GOAL:
Repeat the material exactly as it appears.

━━ RECORDS FOR THE EXERCISE

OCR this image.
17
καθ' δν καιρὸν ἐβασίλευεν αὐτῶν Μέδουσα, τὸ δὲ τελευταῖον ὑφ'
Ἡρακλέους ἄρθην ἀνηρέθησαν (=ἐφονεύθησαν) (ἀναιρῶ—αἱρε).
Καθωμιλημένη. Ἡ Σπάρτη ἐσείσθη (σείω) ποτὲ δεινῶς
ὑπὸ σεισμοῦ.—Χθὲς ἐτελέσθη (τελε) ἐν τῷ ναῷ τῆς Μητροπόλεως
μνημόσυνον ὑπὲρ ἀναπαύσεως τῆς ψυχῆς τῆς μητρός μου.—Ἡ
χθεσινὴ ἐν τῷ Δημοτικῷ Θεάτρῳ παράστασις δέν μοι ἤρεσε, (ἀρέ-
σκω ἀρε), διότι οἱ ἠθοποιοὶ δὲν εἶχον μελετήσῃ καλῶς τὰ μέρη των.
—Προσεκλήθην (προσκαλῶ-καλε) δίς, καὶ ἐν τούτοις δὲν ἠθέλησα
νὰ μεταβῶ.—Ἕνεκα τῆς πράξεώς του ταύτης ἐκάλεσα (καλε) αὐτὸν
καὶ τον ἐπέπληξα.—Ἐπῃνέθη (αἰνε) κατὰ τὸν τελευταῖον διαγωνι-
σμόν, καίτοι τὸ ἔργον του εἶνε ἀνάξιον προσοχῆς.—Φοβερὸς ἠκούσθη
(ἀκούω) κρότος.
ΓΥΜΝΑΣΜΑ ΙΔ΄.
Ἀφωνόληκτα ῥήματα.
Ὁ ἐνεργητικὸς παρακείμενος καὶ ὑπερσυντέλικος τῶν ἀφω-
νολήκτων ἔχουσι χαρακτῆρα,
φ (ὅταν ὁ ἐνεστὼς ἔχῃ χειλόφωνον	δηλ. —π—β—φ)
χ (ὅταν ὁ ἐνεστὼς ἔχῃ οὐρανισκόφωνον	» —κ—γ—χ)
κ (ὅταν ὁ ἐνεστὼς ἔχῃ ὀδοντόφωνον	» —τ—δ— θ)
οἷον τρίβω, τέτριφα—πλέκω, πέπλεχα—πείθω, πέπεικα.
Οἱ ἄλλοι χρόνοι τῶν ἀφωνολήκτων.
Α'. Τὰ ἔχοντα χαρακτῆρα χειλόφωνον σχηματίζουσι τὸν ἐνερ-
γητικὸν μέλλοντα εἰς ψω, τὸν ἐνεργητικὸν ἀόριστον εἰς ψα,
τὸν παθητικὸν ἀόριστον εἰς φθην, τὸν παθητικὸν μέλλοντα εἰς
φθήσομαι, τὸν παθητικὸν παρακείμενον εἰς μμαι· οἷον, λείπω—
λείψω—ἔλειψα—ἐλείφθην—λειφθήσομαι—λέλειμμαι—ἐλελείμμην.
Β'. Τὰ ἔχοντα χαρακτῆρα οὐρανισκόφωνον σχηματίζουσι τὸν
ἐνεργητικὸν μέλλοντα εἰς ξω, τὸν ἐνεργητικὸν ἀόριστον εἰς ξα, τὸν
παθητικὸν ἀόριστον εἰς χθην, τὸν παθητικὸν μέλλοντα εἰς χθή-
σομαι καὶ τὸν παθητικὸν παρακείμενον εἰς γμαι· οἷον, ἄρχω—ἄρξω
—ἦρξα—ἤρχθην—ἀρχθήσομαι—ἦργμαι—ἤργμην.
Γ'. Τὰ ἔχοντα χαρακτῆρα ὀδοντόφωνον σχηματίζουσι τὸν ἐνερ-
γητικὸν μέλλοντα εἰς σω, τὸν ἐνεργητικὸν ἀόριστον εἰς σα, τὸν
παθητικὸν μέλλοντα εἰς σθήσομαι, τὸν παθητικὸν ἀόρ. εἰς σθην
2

━━━━

TASK RESULT:
OCR this image.
17
καθ' δν καιρὸν ἐβασίλευεν αὐτῶν Μέδουσα, τὸ δὲ τελευταῖον ὑφ'
Ἡρακλέους ἄρθην ἀνηρέθησαν (=ἐφονεύθησαν) (ἀναιρῶ—αἱρε).
Καθωμιλημένη. Ἡ Σπάρτη ἐσείσθη (σείω) ποτὲ δεινῶς
ὑπὸ σεισμοῦ.—Χθὲς ἐτελέσθη (τελε) ἐν τῷ ναῷ τῆς Μητροπόλεως
μνημόσυνον ὑπὲρ ἀναπαύσεως τῆς ψυχῆς τῆς μητρός μου.—Ἡ
χθεσινὴ ἐν τῷ Δημοτικῷ Θεάτρῳ παράστασις δέν μοι ἤρεσε, (ἀρέ-
σκω ἀρε), διότι οἱ ἠθοποιοὶ δὲν εἶχον μελετήσῃ καλῶς τὰ μέρη των.
—Προσεκλήθην (προσκαλῶ-καλε) δίς, καὶ ἐν τούτοις δὲν ἠθέλησα
νὰ μεταβῶ.—Ἕνεκα τῆς πράξεώς του ταύτης ἐκάλεσα (καλε) αὐτὸν
καὶ τον ἐπέπληξα.—Ἐπῃνέθη (αἰνε) κατὰ τὸν τελευταῖον διαγωνι-
σμόν, καίτοι τὸ ἔργον του εἶνε ἀνάξιον προσοχῆς.—Φοβερὸς ἠκούσθη
(ἀκούω) κρότος.
ΓΥΜΝΑΣΜΑ ΙΔ΄.
Ἀφωνόληκτα ῥήματα.
Ὁ ἐνεργητικὸς παρακείμενος καὶ ὑπερσυντέλικος τῶν ἀφω-
νολήκτων ἔχουσι χαρακτῆρα,
φ (ὅταν ὁ ἐνεστὼς ἔχῃ χειλόφωνον	δηλ. —π—β—φ)
χ (ὅταν ὁ ἐνεστὼς ἔχῃ οὐρανισκόφωνον	» —κ—γ—χ)
κ (ὅταν ὁ ἐνεστὼς ἔχῃ ὀδοντόφωνον	» —τ—δ— θ)
οἷον τρίβω, τέτριφα—πλέκω, πέπλεχα—πείθω, πέπεικα.
Οἱ ἄλλοι χρόνοι τῶν ἀφωνολήκτων.
Α'. Τὰ ἔχοντα χαρακτῆρα χειλόφωνον σχηματίζουσι τὸν ἐνερ-
γητικὸν μέλλοντα εἰς ψω, τὸν ἐνεργητικὸν ἀόριστον εἰς ψα,
τὸν παθητικὸν ἀόριστον εἰς φθην, τὸν παθητικὸν μέλλοντα εἰς
φθήσομαι, τὸν παθητικὸν παρακείμενον εἰς μμαι· οἷον, λείπω—
λείψω—ἔλειψα—ἐλείφθην—λειφθήσομαι—λέλειμμαι—ἐλελείμμην.
Β'. Τὰ ἔχοντα χαρακτῆρα οὐρανισκόφωνον σχηματίζουσι τὸν
ἐνεργητικὸν μέλλοντα εἰς ξω, τὸν ἐνεργητικὸν ἀόριστον εἰς ξα, τὸν
παθητικὸν ἀόριστον εἰς χθην, τὸν παθητικὸν μέλλοντα εἰς χθή-
σομαι καὶ τὸν παθητικὸν παρακείμενον εἰς γμαι· οἷον, ἄρχω—ἄρξω
—ἦρξα—ἤρχθην—ἀρχθήσομαι—ἦργμαι—ἤργμην.
Γ'. Τὰ ἔχοντα χαρακτῆρα ὀδοντόφωνον σχηματίζουσι τὸν ἐνερ-
γητικὸν μέλλοντα εἰς σω, τὸν ἐνεργητικὸν ἀόριστον εἰς σα, τὸν
παθητικὸν μέλλοντα εἰς σθήσομαι, τὸν παθητικὸν ἀόρ. εἰς σθην
2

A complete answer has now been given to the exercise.